■ **Directions for this task**: Reproduce the entries below in full, word for word.

■ **Data listing**:
·····
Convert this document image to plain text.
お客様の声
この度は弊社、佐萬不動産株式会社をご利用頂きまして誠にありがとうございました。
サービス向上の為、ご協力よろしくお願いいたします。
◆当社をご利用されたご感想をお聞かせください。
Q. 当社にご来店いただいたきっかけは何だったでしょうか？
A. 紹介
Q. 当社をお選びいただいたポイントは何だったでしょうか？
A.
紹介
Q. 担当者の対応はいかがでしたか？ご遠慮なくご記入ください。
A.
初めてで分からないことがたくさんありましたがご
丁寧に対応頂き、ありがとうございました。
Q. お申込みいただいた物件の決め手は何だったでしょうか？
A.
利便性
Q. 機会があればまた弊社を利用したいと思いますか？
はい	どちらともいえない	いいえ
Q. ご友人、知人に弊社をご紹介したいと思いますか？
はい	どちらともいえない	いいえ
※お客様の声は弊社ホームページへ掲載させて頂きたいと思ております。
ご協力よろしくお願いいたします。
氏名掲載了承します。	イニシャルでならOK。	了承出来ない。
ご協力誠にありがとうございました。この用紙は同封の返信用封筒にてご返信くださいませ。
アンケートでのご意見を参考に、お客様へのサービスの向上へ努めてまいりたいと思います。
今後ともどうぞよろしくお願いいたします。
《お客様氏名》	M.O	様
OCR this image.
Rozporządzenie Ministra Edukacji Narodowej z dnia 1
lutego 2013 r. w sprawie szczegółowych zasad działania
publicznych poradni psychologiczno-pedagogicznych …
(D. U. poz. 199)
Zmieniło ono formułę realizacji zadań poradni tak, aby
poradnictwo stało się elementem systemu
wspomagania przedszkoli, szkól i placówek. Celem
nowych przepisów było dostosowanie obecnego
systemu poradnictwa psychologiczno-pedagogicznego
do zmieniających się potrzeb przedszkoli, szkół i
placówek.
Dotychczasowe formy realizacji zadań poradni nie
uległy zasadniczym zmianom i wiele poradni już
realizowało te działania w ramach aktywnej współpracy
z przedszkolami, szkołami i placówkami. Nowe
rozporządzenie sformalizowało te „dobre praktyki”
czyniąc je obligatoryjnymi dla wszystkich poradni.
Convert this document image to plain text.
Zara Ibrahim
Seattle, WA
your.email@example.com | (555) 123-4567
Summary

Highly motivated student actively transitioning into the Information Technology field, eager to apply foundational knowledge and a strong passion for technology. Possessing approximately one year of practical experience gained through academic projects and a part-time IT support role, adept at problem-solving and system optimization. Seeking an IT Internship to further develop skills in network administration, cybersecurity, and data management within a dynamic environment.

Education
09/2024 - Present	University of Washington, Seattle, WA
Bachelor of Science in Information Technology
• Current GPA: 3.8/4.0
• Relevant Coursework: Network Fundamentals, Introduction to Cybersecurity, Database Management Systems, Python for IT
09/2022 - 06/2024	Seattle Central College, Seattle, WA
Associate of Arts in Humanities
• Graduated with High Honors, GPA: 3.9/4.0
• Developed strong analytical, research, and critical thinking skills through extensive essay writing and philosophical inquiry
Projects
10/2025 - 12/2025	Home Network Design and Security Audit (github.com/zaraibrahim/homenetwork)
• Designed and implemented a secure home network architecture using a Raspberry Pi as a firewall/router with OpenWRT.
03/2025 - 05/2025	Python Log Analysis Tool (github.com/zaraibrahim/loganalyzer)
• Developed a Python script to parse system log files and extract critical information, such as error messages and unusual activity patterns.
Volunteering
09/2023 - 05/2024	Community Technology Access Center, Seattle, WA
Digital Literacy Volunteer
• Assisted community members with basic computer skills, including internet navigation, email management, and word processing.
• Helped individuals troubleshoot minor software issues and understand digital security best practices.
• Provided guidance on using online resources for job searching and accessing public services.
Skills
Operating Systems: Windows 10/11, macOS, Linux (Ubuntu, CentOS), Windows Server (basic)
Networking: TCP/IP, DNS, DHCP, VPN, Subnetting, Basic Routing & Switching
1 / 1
·····
■ **Answer**:
Convert this document image to plain text.
お客様の声
この度は弊社、佐萬不動産株式会社をご利用頂きまして誠にありがとうございました。
サービス向上の為、ご協力よろしくお願いいたします。
◆当社をご利用されたご感想をお聞かせください。
Q. 当社にご来店いただいたきっかけは何だったでしょうか？
A. 紹介
Q. 当社をお選びいただいたポイントは何だったでしょうか？
A.
紹介
Q. 担当者の対応はいかがでしたか？ご遠慮なくご記入ください。
A.
初めてで分からないことがたくさんありましたがご
丁寧に対応頂き、ありがとうございました。
Q. お申込みいただいた物件の決め手は何だったでしょうか？
A.
利便性
Q. 機会があればまた弊社を利用したいと思いますか？
はい	どちらともいえない	いいえ
Q. ご友人、知人に弊社をご紹介したいと思いますか？
はい	どちらともいえない	いいえ
※お客様の声は弊社ホームページへ掲載させて頂きたいと思ております。
ご協力よろしくお願いいたします。
氏名掲載了承します。	イニシャルでならOK。	了承出来ない。
ご協力誠にありがとうございました。この用紙は同封の返信用封筒にてご返信くださいませ。
アンケートでのご意見を参考に、お客様へのサービスの向上へ努めてまいりたいと思います。
今後ともどうぞよろしくお願いいたします。
《お客様氏名》	M.O	様
OCR this image.
Rozporządzenie Ministra Edukacji Narodowej z dnia 1
lutego 2013 r. w sprawie szczegółowych zasad działania
publicznych poradni psychologiczno-pedagogicznych …
(D. U. poz. 199)
Zmieniło ono formułę realizacji zadań poradni tak, aby
poradnictwo stało się elementem systemu
wspomagania przedszkoli, szkól i placówek. Celem
nowych przepisów było dostosowanie obecnego
systemu poradnictwa psychologiczno-pedagogicznego
do zmieniających się potrzeb przedszkoli, szkół i
placówek.
Dotychczasowe formy realizacji zadań poradni nie
uległy zasadniczym zmianom i wiele poradni już
realizowało te działania w ramach aktywnej współpracy
z przedszkolami, szkołami i placówkami. Nowe
rozporządzenie sformalizowało te „dobre praktyki”
czyniąc je obligatoryjnymi dla wszystkich poradni.
Convert this document image to plain text.
Zara Ibrahim
Seattle, WA
your.email@example.com | (555) 123-4567
Summary

Highly motivated student actively transitioning into the Information Technology field, eager to apply foundational knowledge and a strong passion for technology. Possessing approximately one year of practical experience gained through academic projects and a part-time IT support role, adept at problem-solving and system optimization. Seeking an IT Internship to further develop skills in network administration, cybersecurity, and data management within a dynamic environment.

Education
09/2024 - Present	University of Washington, Seattle, WA
Bachelor of Science in Information Technology
• Current GPA: 3.8/4.0
• Relevant Coursework: Network Fundamentals, Introduction to Cybersecurity, Database Management Systems, Python for IT
09/2022 - 06/2024	Seattle Central College, Seattle, WA
Associate of Arts in Humanities
• Graduated with High Honors, GPA: 3.9/4.0
• Developed strong analytical, research, and critical thinking skills through extensive essay writing and philosophical inquiry
Projects
10/2025 - 12/2025	Home Network Design and Security Audit (github.com/zaraibrahim/homenetwork)
• Designed and implemented a secure home network architecture using a Raspberry Pi as a firewall/router with OpenWRT.
03/2025 - 05/2025	Python Log Analysis Tool (github.com/zaraibrahim/loganalyzer)
• Developed a Python script to parse system log files and extract critical information, such as error messages and unusual activity patterns.
Volunteering
09/2023 - 05/2024	Community Technology Access Center, Seattle, WA
Digital Literacy Volunteer
• Assisted community members with basic computer skills, including internet navigation, email management, and word processing.
• Helped individuals troubleshoot minor software issues and understand digital security best practices.
• Provided guidance on using online resources for job searching and accessing public services.
Skills
Operating Systems: Windows 10/11, macOS, Linux (Ubuntu, CentOS), Windows Server (basic)
Networking: TCP/IP, DNS, DHCP, VPN, Subnetting, Basic Routing & Switching
1 / 1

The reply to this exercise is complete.